**Stated exercise:** The records below must be copied in full; omit the images.

━━━ Information given ━━━

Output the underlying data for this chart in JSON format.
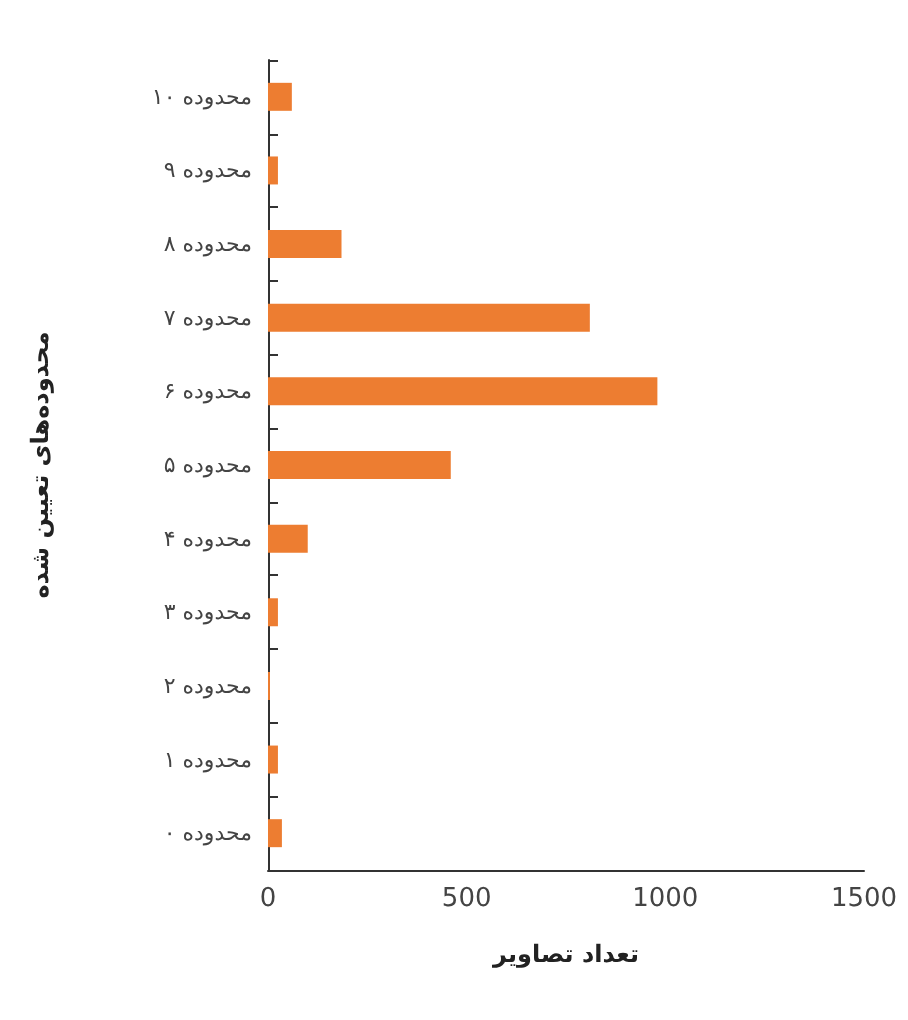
{
  "chart_data": {
    "type": "bar",
    "orientation": "horizontal",
    "categories": [
      "محدوده ۱۰",
      "محدوده ۹",
      "محدوده ۸",
      "محدوده ۷",
      "محدوده ۶",
      "محدوده ۵",
      "محدوده ۴",
      "محدوده ۳",
      "محدوده ۲",
      "محدوده ۱",
      "محدوده ۰"
    ],
    "values": [
      60,
      25,
      185,
      810,
      980,
      460,
      100,
      25,
      5,
      25,
      35
    ],
    "color": "#ed7d31",
    "xlim": [
      0,
      1500
    ],
    "xticks": [
      0,
      500,
      1000,
      1500
    ],
    "xlabel": "تعداد تصاویر",
    "ylabel": "محدوده‌های تعیین شده",
    "grid": false
  }
}
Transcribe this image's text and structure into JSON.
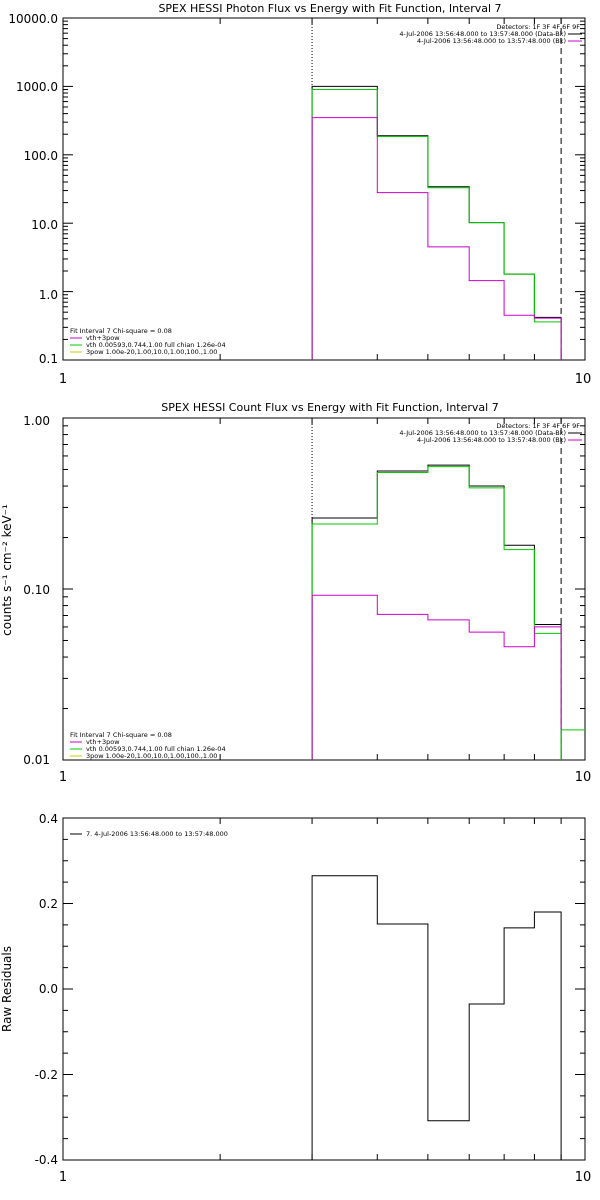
{
  "chart_data": [
    {
      "type": "line",
      "title": "SPEX HESSI Photon Flux vs Energy with Fit Function, Interval 7",
      "xlabel": "",
      "ylabel": "",
      "xscale": "log",
      "yscale": "log",
      "xlim": [
        1,
        10
      ],
      "ylim": [
        0.1,
        10000
      ],
      "x_ticks": [
        "1",
        "10"
      ],
      "y_ticks": [
        "0.1",
        "1.0",
        "10.0",
        "100.0",
        "1000.0",
        "10000.0"
      ],
      "vlines": [
        {
          "x": 3,
          "style": "dotted"
        },
        {
          "x": 9,
          "style": "dashed"
        }
      ],
      "header_text": {
        "detectors": "Detectors: 1F 3F 4F 6F 9F",
        "entries": [
          {
            "label": "4-Jul-2006 13:56:48.000 to 13:57:48.000 (Data-Bk)",
            "color": "#000000"
          },
          {
            "label": "4-Jul-2006 13:56:48.000 to 13:57:48.000 (Bk)",
            "color": "#cc00cc"
          }
        ]
      },
      "fit_text": {
        "header": "Fit Interval 7   Chi-square = 0.08",
        "entries": [
          {
            "label": "vth+3pow",
            "color": "#cc00cc"
          },
          {
            "label": "vth 0.00593,0.744,1.00   full chian 1.26e-04",
            "color": "#00cc00"
          },
          {
            "label": "3pow 1.00e-20,1.00,10.0,1.00,100.,1.00",
            "color": "#cccc00"
          }
        ]
      },
      "edges": [
        3,
        4,
        5,
        6,
        7,
        8,
        9
      ],
      "series": [
        {
          "color": "#000000",
          "values": [
            1000,
            190,
            34,
            10.2,
            1.8,
            0.42
          ]
        },
        {
          "color": "#00cc00",
          "values": [
            900,
            185,
            33,
            10.2,
            1.8,
            0.36
          ]
        },
        {
          "color": "#cc00cc",
          "values": [
            350,
            28,
            4.5,
            1.45,
            0.45,
            0.41
          ]
        }
      ]
    },
    {
      "type": "line",
      "title": "SPEX HESSI Count Flux vs Energy with Fit Function, Interval 7",
      "xlabel": "",
      "ylabel": "counts s⁻¹ cm⁻² keV⁻¹",
      "xscale": "log",
      "yscale": "log",
      "xlim": [
        1,
        10
      ],
      "ylim": [
        0.01,
        1.0
      ],
      "x_ticks": [
        "1",
        "10"
      ],
      "y_ticks": [
        "0.01",
        "0.10",
        "1.00"
      ],
      "vlines": [
        {
          "x": 3,
          "style": "dotted"
        },
        {
          "x": 9,
          "style": "dashed"
        }
      ],
      "header_text": {
        "detectors": "Detectors: 1F 3F 4F 6F 9F",
        "entries": [
          {
            "label": "4-Jul-2006 13:56:48.000 to 13:57:48.000 (Data-Bk)",
            "color": "#000000"
          },
          {
            "label": "4-Jul-2006 13:56:48.000 to 13:57:48.000 (Bk)",
            "color": "#cc00cc"
          }
        ]
      },
      "fit_text": {
        "header": "Fit Interval 7   Chi-square = 0.08",
        "entries": [
          {
            "label": "vth+3pow",
            "color": "#cc00cc"
          },
          {
            "label": "vth 0.00593,0.744,1.00   full chian 1.26e-04",
            "color": "#00cc00"
          },
          {
            "label": "3pow 1.00e-20,1.00,10.0,1.00,100.,1.00",
            "color": "#cccc00"
          }
        ]
      },
      "edges": [
        3,
        4,
        5,
        6,
        7,
        8,
        9
      ],
      "series": [
        {
          "color": "#000000",
          "values": [
            0.26,
            0.49,
            0.53,
            0.4,
            0.18,
            0.062
          ]
        },
        {
          "color": "#00cc00",
          "values": [
            0.24,
            0.48,
            0.52,
            0.39,
            0.17,
            0.055
          ]
        },
        {
          "color": "#cc00cc",
          "values": [
            0.092,
            0.071,
            0.066,
            0.056,
            0.046,
            0.06
          ]
        }
      ],
      "tail": {
        "color": "#00cc00",
        "x": [
          9,
          10
        ],
        "value": 0.015
      }
    },
    {
      "type": "line",
      "title": "",
      "xlabel": "",
      "ylabel": "Raw Residuals",
      "xscale": "log",
      "yscale": "linear",
      "xlim": [
        1,
        10
      ],
      "ylim": [
        -0.4,
        0.4
      ],
      "x_ticks": [
        "1",
        "10"
      ],
      "y_ticks": [
        "-0.4",
        "-0.2",
        "0.0",
        "0.2",
        "0.4"
      ],
      "legend": {
        "label": "7.  4-Jul-2006 13:56:48.000 to 13:57:48.000"
      },
      "edges": [
        3,
        4,
        5,
        6,
        7,
        8,
        9
      ],
      "series": [
        {
          "color": "#000000",
          "values": [
            0.265,
            0.152,
            -0.308,
            -0.035,
            0.143,
            0.18
          ]
        }
      ]
    }
  ]
}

━━━

**In response:**
Output the underlying data for this chart in JSON format.
{
  "chart_data": {
    "type": "bar",
    "orientation": "horizontal",
    "categories": [
      "محدوده ۱۰",
      "محدوده ۹",
      "محدوده ۸",
      "محدوده ۷",
      "محدوده ۶",
      "محدوده ۵",
      "محدوده ۴",
      "محدوده ۳",
      "محدوده ۲",
      "محدوده ۱",
      "محدوده ۰"
    ],
    "values": [
      60,
      25,
      185,
      810,
      980,
      460,
      100,
      25,
      5,
      25,
      35
    ],
    "color": "#ed7d31",
    "xlim": [
      0,
      1500
    ],
    "xticks": [
      0,
      500,
      1000,
      1500
    ],
    "xlabel": "تعداد تصاویر",
    "ylabel": "محدوده‌های تعیین شده",
    "grid": false
  }
}
Transcribe this image's text and structure into JSON.
{
  "chart_data": [
    {
      "type": "line",
      "title": "SPEX HESSI Photon Flux vs Energy with Fit Function, Interval 7",
      "xlabel": "",
      "ylabel": "",
      "xscale": "log",
      "yscale": "log",
      "xlim": [
        1,
        10
      ],
      "ylim": [
        0.1,
        10000
      ],
      "x_ticks": [
        "1",
        "10"
      ],
      "y_ticks": [
        "0.1",
        "1.0",
        "10.0",
        "100.0",
        "1000.0",
        "10000.0"
      ],
      "vlines": [
        {
          "x": 3,
          "style": "dotted"
        },
        {
          "x": 9,
          "style": "dashed"
        }
      ],
      "header_text": {
        "detectors": "Detectors: 1F 3F 4F 6F 9F",
        "entries": [
          {
            "label": "4-Jul-2006 13:56:48.000 to 13:57:48.000 (Data-Bk)",
            "color": "#000000"
          },
          {
            "label": "4-Jul-2006 13:56:48.000 to 13:57:48.000 (Bk)",
            "color": "#cc00cc"
          }
        ]
      },
      "fit_text": {
        "header": "Fit Interval 7   Chi-square = 0.08",
        "entries": [
          {
            "label": "vth+3pow",
            "color": "#cc00cc"
          },
          {
            "label": "vth 0.00593,0.744,1.00   full chian 1.26e-04",
            "color": "#00cc00"
          },
          {
            "label": "3pow 1.00e-20,1.00,10.0,1.00,100.,1.00",
            "color": "#cccc00"
          }
        ]
      },
      "edges": [
        3,
        4,
        5,
        6,
        7,
        8,
        9
      ],
      "series": [
        {
          "color": "#000000",
          "values": [
            1000,
            190,
            34,
            10.2,
            1.8,
            0.42
          ]
        },
        {
          "color": "#00cc00",
          "values": [
            900,
            185,
            33,
            10.2,
            1.8,
            0.36
          ]
        },
        {
          "color": "#cc00cc",
          "values": [
            350,
            28,
            4.5,
            1.45,
            0.45,
            0.41
          ]
        }
      ]
    },
    {
      "type": "line",
      "title": "SPEX HESSI Count Flux vs Energy with Fit Function, Interval 7",
      "xlabel": "",
      "ylabel": "counts s⁻¹ cm⁻² keV⁻¹",
      "xscale": "log",
      "yscale": "log",
      "xlim": [
        1,
        10
      ],
      "ylim": [
        0.01,
        1.0
      ],
      "x_ticks": [
        "1",
        "10"
      ],
      "y_ticks": [
        "0.01",
        "0.10",
        "1.00"
      ],
      "vlines": [
        {
          "x": 3,
          "style": "dotted"
        },
        {
          "x": 9,
          "style": "dashed"
        }
      ],
      "header_text": {
        "detectors": "Detectors: 1F 3F 4F 6F 9F",
        "entries": [
          {
            "label": "4-Jul-2006 13:56:48.000 to 13:57:48.000 (Data-Bk)",
            "color": "#000000"
          },
          {
            "label": "4-Jul-2006 13:56:48.000 to 13:57:48.000 (Bk)",
            "color": "#cc00cc"
          }
        ]
      },
      "fit_text": {
        "header": "Fit Interval 7   Chi-square = 0.08",
        "entries": [
          {
            "label": "vth+3pow",
            "color": "#cc00cc"
          },
          {
            "label": "vth 0.00593,0.744,1.00   full chian 1.26e-04",
            "color": "#00cc00"
          },
          {
            "label": "3pow 1.00e-20,1.00,10.0,1.00,100.,1.00",
            "color": "#cccc00"
          }
        ]
      },
      "edges": [
        3,
        4,
        5,
        6,
        7,
        8,
        9
      ],
      "series": [
        {
          "color": "#000000",
          "values": [
            0.26,
            0.49,
            0.53,
            0.4,
            0.18,
            0.062
          ]
        },
        {
          "color": "#00cc00",
          "values": [
            0.24,
            0.48,
            0.52,
            0.39,
            0.17,
            0.055
          ]
        },
        {
          "color": "#cc00cc",
          "values": [
            0.092,
            0.071,
            0.066,
            0.056,
            0.046,
            0.06
          ]
        }
      ],
      "tail": {
        "color": "#00cc00",
        "x": [
          9,
          10
        ],
        "value": 0.015
      }
    },
    {
      "type": "line",
      "title": "",
      "xlabel": "",
      "ylabel": "Raw Residuals",
      "xscale": "log",
      "yscale": "linear",
      "xlim": [
        1,
        10
      ],
      "ylim": [
        -0.4,
        0.4
      ],
      "x_ticks": [
        "1",
        "10"
      ],
      "y_ticks": [
        "-0.4",
        "-0.2",
        "0.0",
        "0.2",
        "0.4"
      ],
      "legend": {
        "label": "7.  4-Jul-2006 13:56:48.000 to 13:57:48.000"
      },
      "edges": [
        3,
        4,
        5,
        6,
        7,
        8,
        9
      ],
      "series": [
        {
          "color": "#000000",
          "values": [
            0.265,
            0.152,
            -0.308,
            -0.035,
            0.143,
            0.18
          ]
        }
      ]
    }
  ]
}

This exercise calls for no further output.